◆ OBJECTIVE: Show every line where "JSON" occurs.

___ STORED DATA

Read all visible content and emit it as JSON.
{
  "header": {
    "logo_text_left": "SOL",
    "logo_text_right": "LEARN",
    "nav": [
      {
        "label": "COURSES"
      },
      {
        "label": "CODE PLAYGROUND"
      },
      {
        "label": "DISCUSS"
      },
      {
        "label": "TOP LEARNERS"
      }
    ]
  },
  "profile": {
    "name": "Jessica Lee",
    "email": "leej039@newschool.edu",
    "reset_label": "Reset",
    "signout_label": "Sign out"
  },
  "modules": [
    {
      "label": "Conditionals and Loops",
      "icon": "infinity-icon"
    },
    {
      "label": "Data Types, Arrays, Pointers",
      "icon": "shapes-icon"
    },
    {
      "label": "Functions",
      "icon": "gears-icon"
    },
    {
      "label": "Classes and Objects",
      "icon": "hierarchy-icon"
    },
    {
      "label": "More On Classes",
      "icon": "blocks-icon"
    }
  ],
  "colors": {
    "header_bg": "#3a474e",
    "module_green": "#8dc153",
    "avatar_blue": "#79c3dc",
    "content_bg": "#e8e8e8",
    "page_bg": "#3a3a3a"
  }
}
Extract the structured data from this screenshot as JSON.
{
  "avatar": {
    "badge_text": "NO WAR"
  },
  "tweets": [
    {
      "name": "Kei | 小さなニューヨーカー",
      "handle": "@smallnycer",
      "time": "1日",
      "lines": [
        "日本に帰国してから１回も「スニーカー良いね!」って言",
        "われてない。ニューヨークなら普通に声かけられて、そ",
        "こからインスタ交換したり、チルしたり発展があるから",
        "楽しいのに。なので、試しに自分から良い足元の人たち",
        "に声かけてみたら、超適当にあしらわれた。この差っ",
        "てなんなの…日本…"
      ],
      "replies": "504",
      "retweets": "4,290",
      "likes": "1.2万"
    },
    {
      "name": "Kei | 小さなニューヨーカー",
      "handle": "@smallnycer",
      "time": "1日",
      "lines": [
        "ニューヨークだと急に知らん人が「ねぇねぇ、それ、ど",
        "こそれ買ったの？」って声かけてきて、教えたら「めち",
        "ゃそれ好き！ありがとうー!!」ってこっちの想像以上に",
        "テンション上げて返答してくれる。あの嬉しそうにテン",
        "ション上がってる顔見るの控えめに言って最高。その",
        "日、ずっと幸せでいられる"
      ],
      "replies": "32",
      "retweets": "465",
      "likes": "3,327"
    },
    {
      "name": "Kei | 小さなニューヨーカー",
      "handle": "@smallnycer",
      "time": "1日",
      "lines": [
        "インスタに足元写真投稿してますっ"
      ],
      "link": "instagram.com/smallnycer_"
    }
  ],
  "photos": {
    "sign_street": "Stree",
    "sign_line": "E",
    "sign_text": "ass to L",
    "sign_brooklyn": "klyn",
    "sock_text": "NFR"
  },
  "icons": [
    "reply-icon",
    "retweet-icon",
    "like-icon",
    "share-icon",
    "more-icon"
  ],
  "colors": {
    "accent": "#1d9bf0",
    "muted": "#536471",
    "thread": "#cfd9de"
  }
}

______

◆ RESULT OF THIS EXERCISE:
Read all visible content and emit it as JSON.
Extract the structured data from this screenshot as JSON.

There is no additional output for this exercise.